- _Task prompt_
Retype the records below word for word and omit any image.

(Data records)
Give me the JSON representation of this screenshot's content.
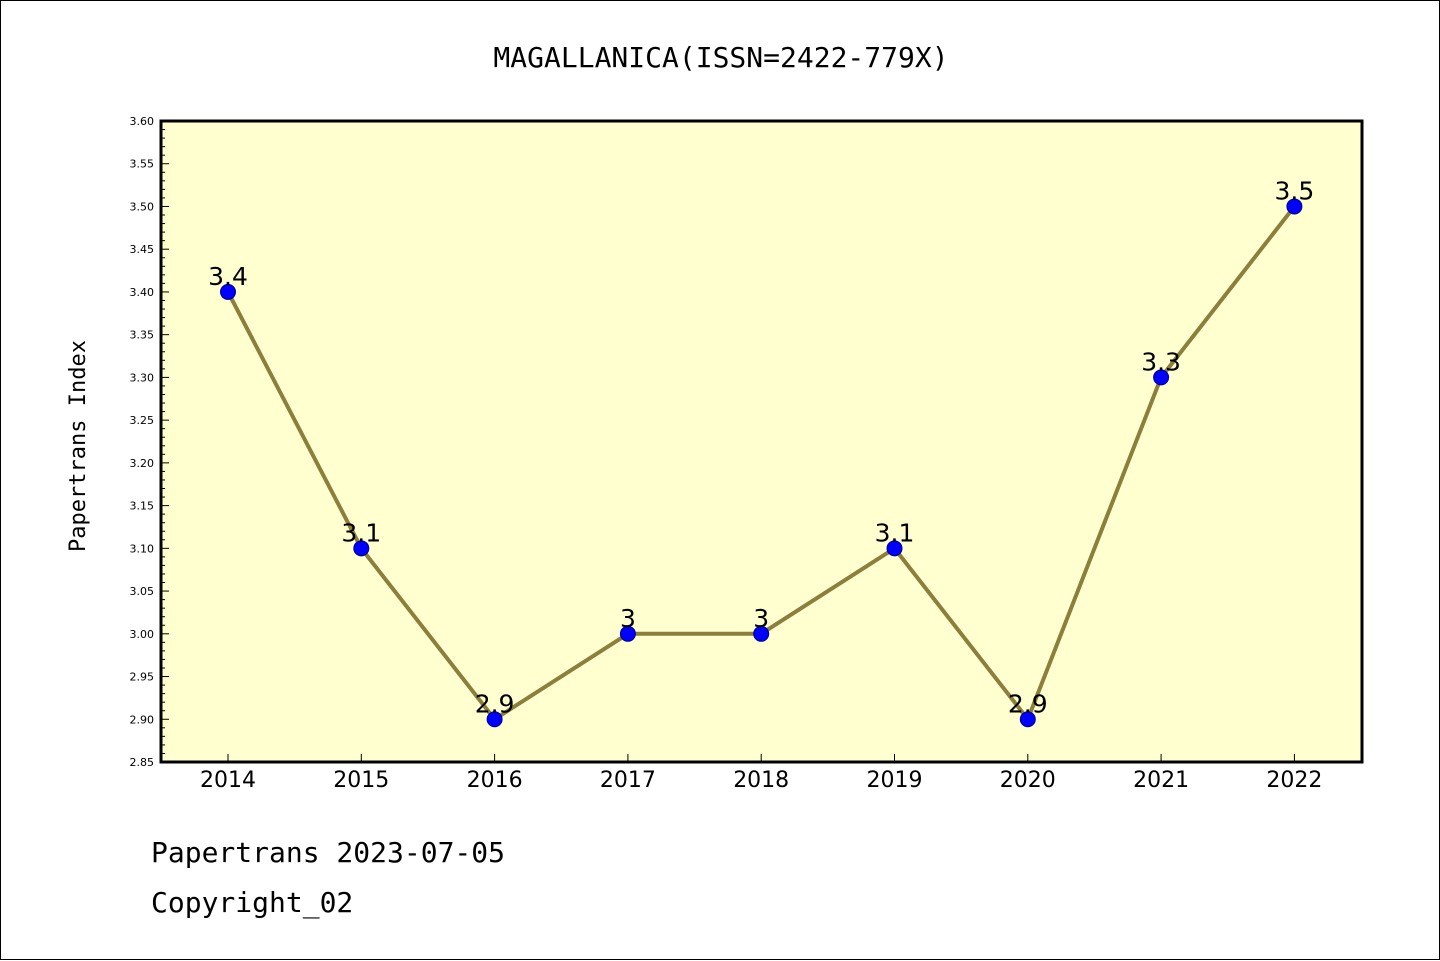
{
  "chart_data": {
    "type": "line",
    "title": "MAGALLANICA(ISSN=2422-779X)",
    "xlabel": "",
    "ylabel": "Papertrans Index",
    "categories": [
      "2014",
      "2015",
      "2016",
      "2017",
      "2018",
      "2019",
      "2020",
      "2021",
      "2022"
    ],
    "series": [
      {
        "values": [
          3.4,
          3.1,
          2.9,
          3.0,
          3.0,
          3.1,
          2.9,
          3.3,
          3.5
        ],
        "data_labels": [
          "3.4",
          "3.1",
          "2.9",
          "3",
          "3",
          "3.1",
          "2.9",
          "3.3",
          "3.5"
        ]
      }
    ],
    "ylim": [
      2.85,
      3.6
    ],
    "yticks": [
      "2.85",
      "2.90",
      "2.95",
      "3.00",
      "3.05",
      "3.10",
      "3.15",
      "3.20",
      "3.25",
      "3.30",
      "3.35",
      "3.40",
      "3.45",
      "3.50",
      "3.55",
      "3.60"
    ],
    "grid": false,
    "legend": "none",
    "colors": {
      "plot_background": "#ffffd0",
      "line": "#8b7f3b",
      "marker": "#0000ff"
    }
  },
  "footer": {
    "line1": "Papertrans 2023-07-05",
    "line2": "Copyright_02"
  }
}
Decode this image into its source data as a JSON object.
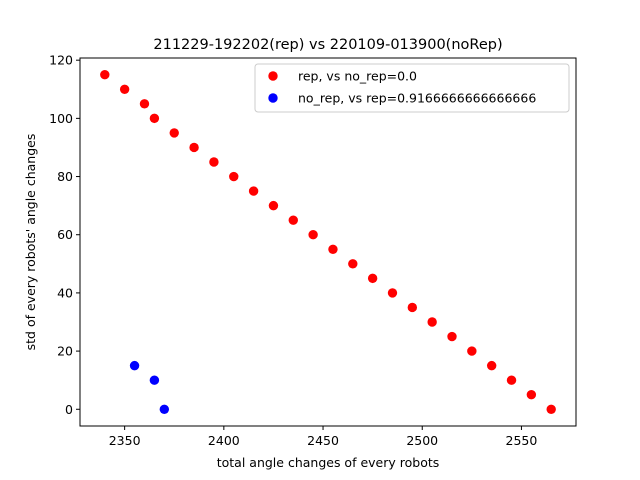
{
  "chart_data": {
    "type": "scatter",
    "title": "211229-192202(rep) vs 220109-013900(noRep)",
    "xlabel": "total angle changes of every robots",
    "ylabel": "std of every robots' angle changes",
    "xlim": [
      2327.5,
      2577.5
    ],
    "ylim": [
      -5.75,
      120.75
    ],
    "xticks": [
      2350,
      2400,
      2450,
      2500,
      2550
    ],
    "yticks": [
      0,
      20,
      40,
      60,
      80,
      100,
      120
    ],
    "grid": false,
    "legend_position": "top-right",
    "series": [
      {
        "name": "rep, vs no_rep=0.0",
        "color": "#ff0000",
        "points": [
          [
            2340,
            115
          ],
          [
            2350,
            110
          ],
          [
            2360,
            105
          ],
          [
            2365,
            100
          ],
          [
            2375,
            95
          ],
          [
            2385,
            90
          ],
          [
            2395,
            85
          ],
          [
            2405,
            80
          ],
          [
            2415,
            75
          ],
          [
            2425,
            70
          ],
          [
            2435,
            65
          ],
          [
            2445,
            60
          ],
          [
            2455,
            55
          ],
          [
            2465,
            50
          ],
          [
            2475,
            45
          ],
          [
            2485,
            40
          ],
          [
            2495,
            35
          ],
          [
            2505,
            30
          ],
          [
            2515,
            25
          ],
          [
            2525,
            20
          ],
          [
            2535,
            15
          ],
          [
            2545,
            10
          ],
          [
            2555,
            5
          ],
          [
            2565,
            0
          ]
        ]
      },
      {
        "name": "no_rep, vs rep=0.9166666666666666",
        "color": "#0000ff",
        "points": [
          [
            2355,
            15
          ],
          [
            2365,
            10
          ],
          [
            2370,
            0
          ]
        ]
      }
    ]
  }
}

- _Worked answer_
Give me the JSON representation of this screenshot's content.
{
  "chart_data": {
    "type": "line",
    "title": "MAGALLANICA(ISSN=2422-779X)",
    "xlabel": "",
    "ylabel": "Papertrans Index",
    "categories": [
      "2014",
      "2015",
      "2016",
      "2017",
      "2018",
      "2019",
      "2020",
      "2021",
      "2022"
    ],
    "series": [
      {
        "values": [
          3.4,
          3.1,
          2.9,
          3.0,
          3.0,
          3.1,
          2.9,
          3.3,
          3.5
        ],
        "data_labels": [
          "3.4",
          "3.1",
          "2.9",
          "3",
          "3",
          "3.1",
          "2.9",
          "3.3",
          "3.5"
        ]
      }
    ],
    "ylim": [
      2.85,
      3.6
    ],
    "yticks": [
      "2.85",
      "2.90",
      "2.95",
      "3.00",
      "3.05",
      "3.10",
      "3.15",
      "3.20",
      "3.25",
      "3.30",
      "3.35",
      "3.40",
      "3.45",
      "3.50",
      "3.55",
      "3.60"
    ],
    "grid": false,
    "legend": "none",
    "colors": {
      "plot_background": "#ffffd0",
      "line": "#8b7f3b",
      "marker": "#0000ff"
    }
  },
  "footer": {
    "line1": "Papertrans 2023-07-05",
    "line2": "Copyright_02"
  }
}
Decode this image into its source data as a JSON object.
{
  "chart_data": {
    "type": "scatter",
    "title": "211229-192202(rep) vs 220109-013900(noRep)",
    "xlabel": "total angle changes of every robots",
    "ylabel": "std of every robots' angle changes",
    "xlim": [
      2327.5,
      2577.5
    ],
    "ylim": [
      -5.75,
      120.75
    ],
    "xticks": [
      2350,
      2400,
      2450,
      2500,
      2550
    ],
    "yticks": [
      0,
      20,
      40,
      60,
      80,
      100,
      120
    ],
    "grid": false,
    "legend_position": "top-right",
    "series": [
      {
        "name": "rep, vs no_rep=0.0",
        "color": "#ff0000",
        "points": [
          [
            2340,
            115
          ],
          [
            2350,
            110
          ],
          [
            2360,
            105
          ],
          [
            2365,
            100
          ],
          [
            2375,
            95
          ],
          [
            2385,
            90
          ],
          [
            2395,
            85
          ],
          [
            2405,
            80
          ],
          [
            2415,
            75
          ],
          [
            2425,
            70
          ],
          [
            2435,
            65
          ],
          [
            2445,
            60
          ],
          [
            2455,
            55
          ],
          [
            2465,
            50
          ],
          [
            2475,
            45
          ],
          [
            2485,
            40
          ],
          [
            2495,
            35
          ],
          [
            2505,
            30
          ],
          [
            2515,
            25
          ],
          [
            2525,
            20
          ],
          [
            2535,
            15
          ],
          [
            2545,
            10
          ],
          [
            2555,
            5
          ],
          [
            2565,
            0
          ]
        ]
      },
      {
        "name": "no_rep, vs rep=0.9166666666666666",
        "color": "#0000ff",
        "points": [
          [
            2355,
            15
          ],
          [
            2365,
            10
          ],
          [
            2370,
            0
          ]
        ]
      }
    ]
  }
}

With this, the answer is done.